====== DATASET
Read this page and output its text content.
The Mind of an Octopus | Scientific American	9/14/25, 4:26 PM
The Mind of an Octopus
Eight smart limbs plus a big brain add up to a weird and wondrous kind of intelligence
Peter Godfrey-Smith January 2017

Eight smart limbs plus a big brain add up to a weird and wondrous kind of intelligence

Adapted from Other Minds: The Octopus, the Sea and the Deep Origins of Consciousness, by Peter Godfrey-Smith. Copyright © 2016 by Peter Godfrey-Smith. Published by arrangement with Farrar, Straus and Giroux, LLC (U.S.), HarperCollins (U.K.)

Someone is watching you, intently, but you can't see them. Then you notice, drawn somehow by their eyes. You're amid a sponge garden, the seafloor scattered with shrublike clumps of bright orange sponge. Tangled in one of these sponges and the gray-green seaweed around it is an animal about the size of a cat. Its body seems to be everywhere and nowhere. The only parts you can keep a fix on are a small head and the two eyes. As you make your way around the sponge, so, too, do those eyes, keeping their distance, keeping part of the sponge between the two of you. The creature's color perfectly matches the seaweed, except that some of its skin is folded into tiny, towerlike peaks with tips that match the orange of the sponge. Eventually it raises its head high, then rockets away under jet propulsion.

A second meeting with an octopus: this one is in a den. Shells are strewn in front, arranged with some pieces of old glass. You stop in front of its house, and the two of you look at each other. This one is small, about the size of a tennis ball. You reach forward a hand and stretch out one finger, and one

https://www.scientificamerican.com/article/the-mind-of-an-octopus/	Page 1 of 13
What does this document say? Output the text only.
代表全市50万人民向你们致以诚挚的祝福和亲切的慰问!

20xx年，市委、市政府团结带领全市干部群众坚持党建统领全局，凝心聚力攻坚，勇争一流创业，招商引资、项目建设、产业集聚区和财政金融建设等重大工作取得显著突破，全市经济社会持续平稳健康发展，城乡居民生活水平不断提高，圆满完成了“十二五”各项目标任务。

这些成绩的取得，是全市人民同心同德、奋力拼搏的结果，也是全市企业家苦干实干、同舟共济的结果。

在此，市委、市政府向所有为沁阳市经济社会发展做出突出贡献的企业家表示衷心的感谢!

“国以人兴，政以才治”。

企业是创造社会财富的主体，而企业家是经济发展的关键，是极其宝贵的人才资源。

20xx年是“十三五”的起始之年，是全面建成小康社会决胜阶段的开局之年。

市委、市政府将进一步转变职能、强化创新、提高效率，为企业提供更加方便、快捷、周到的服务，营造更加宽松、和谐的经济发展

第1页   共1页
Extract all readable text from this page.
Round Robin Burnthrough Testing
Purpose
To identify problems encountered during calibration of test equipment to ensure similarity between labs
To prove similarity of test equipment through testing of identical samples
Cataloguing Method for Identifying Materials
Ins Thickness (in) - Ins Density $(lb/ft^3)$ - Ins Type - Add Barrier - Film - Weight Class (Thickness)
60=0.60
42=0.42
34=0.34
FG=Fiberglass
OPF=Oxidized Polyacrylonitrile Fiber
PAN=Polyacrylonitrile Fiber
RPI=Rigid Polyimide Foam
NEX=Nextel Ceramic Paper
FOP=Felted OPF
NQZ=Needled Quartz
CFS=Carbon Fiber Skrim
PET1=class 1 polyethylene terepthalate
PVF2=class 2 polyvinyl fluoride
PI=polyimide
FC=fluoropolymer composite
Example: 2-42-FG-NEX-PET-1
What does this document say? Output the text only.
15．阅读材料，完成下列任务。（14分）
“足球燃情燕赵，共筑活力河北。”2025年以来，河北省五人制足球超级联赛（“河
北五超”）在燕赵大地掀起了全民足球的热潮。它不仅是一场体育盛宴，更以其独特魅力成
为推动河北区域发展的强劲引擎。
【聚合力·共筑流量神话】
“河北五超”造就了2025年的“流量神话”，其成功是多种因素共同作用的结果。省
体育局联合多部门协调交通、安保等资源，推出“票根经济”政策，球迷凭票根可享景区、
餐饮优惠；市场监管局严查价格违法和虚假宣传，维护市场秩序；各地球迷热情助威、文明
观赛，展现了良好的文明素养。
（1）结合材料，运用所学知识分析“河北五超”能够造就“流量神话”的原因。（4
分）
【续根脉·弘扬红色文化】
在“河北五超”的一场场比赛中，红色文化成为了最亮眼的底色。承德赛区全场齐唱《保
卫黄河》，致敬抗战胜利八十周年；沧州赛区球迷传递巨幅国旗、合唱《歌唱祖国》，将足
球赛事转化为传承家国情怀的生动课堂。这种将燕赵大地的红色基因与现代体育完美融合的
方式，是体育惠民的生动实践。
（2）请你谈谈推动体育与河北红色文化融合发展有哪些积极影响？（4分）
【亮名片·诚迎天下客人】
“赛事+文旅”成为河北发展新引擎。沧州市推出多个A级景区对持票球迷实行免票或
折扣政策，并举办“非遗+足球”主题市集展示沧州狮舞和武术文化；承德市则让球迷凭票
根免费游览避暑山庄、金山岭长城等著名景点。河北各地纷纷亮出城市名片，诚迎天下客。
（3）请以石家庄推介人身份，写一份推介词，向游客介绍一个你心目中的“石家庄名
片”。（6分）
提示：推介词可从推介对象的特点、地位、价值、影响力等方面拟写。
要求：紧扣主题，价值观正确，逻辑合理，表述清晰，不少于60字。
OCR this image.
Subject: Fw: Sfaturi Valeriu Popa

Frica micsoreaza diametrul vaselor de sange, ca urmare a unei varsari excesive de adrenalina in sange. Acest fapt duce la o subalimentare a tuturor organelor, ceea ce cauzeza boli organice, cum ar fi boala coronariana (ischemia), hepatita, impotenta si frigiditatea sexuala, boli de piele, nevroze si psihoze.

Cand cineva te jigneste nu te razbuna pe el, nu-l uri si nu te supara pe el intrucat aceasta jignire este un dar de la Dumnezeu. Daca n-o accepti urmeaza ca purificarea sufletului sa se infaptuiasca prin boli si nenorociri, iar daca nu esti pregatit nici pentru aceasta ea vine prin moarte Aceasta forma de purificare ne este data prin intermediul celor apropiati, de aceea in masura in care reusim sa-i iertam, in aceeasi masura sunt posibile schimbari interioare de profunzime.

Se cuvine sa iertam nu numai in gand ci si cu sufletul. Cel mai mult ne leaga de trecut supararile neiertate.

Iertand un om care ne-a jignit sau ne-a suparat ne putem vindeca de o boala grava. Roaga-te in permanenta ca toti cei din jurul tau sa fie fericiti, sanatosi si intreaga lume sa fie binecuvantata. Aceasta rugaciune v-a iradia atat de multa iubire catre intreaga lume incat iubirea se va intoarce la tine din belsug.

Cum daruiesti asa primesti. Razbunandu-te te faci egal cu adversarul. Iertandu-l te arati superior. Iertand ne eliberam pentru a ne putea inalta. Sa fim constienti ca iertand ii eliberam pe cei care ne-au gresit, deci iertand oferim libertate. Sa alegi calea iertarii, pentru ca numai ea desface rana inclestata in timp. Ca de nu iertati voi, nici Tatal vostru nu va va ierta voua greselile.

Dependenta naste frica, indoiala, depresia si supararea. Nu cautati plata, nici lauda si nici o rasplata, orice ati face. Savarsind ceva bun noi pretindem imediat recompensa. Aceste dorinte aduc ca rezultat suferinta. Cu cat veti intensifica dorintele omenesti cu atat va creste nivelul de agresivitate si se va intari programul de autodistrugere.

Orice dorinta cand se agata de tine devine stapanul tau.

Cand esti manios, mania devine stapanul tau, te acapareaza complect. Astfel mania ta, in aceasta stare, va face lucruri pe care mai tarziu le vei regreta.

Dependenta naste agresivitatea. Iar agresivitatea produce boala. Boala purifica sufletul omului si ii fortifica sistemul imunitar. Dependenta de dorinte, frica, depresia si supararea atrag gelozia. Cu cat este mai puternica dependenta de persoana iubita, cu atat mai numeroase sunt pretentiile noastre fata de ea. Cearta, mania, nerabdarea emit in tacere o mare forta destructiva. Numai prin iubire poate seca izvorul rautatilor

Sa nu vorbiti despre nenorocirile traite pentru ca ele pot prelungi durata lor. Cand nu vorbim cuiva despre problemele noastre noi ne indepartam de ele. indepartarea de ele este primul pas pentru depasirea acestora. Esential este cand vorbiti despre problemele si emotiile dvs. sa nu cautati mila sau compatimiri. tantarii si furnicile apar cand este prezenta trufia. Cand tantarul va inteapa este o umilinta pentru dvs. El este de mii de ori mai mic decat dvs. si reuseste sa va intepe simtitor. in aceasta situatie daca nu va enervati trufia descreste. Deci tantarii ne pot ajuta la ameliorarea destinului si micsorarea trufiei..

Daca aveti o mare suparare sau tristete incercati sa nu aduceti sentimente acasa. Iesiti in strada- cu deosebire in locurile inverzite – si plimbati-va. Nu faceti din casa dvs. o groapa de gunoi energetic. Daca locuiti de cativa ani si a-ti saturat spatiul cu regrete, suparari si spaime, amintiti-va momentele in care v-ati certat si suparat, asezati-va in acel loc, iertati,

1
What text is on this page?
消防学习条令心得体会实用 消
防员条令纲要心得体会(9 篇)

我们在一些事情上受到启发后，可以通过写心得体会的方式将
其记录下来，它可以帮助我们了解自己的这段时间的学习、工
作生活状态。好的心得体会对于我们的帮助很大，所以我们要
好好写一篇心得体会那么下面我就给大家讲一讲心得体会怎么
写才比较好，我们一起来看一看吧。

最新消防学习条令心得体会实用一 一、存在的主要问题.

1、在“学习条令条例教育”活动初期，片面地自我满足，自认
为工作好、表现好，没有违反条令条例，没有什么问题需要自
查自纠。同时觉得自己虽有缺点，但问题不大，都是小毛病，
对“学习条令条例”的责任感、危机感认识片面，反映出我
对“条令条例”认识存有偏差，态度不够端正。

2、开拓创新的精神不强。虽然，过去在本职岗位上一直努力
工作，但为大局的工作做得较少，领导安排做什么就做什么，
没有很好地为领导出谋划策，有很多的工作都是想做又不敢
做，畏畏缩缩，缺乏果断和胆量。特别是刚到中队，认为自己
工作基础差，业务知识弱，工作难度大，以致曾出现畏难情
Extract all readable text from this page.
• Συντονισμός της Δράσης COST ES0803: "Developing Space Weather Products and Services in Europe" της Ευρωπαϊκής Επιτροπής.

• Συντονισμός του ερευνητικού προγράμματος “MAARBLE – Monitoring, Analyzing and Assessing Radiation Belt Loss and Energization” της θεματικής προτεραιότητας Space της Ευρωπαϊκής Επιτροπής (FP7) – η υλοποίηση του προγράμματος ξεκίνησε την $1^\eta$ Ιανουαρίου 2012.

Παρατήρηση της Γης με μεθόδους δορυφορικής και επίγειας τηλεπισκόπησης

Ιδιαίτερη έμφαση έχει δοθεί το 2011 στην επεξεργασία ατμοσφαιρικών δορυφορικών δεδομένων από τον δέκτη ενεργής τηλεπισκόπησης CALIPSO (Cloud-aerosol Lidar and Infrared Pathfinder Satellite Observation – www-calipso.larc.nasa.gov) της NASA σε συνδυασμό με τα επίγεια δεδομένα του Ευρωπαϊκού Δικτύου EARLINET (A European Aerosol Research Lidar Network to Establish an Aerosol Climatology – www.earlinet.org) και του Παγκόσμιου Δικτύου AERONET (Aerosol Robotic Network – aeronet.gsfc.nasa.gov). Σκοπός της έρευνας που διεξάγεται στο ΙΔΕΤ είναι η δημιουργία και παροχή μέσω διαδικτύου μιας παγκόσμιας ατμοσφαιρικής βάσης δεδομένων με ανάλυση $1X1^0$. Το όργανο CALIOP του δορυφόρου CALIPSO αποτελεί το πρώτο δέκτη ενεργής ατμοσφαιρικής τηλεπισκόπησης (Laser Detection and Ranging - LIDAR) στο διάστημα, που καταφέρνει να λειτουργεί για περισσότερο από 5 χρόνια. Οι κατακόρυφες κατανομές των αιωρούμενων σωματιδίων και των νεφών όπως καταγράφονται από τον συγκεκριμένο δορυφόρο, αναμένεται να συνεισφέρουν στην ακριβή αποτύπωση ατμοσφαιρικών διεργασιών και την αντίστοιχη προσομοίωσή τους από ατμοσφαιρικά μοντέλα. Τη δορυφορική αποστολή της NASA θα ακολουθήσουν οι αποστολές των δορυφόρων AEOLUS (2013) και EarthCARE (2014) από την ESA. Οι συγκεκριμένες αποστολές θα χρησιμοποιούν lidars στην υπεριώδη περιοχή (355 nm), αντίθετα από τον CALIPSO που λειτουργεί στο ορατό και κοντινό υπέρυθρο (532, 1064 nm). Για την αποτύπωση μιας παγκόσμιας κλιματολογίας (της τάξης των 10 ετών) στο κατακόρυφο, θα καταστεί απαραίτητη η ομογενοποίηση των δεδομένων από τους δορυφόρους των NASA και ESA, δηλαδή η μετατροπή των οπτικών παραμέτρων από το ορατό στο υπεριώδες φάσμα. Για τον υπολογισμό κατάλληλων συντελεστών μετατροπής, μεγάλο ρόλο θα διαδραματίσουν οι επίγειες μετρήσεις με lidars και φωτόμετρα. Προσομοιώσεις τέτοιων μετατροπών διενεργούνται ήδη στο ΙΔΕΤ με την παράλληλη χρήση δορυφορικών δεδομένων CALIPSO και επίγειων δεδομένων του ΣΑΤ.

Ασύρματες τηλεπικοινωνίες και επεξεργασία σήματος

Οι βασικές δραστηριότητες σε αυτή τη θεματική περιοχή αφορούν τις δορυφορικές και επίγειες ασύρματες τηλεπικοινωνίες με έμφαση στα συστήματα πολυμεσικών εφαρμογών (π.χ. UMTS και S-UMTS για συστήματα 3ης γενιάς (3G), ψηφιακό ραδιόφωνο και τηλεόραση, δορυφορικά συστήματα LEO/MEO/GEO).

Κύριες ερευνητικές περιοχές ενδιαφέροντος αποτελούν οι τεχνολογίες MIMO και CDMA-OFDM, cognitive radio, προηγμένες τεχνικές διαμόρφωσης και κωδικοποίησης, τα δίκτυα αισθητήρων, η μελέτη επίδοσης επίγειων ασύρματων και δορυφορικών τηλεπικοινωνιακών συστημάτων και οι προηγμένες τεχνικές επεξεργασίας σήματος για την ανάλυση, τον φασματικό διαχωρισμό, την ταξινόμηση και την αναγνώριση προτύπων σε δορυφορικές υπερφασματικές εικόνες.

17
============
» WRITTEN INSTRUCTION
Look above for lines with the word "dorinte" and copy them all.

» RESULT
Dependenta naste frica, indoiala, depresia si supararea. Nu cautati plata, nici lauda si nici o rasplata, orice ati face. Savarsind ceva bun noi pretindem imediat recompensa. Aceste dorinte aduc ca rezultat suferinta. Cu cat veti intensifica dorintele omenesti cu atat va creste nivelul de agresivitate si se va intari programul de autodistrugere.
Dependenta naste agresivitatea. Iar agresivitatea produce boala. Boala purifica sufletul omului si ii fortifica sistemul imunitar. Dependenta de dorinte, frica, depresia si supararea atrag gelozia. Cu cat este mai puternica dependenta de persoana iubita, cu atat mai numeroase sunt pretentiile noastre fata de ea. Cearta, mania, nerabdarea emit in tacere o mare forta destructiva. Numai prin iubire poate seca izvorul rautatilor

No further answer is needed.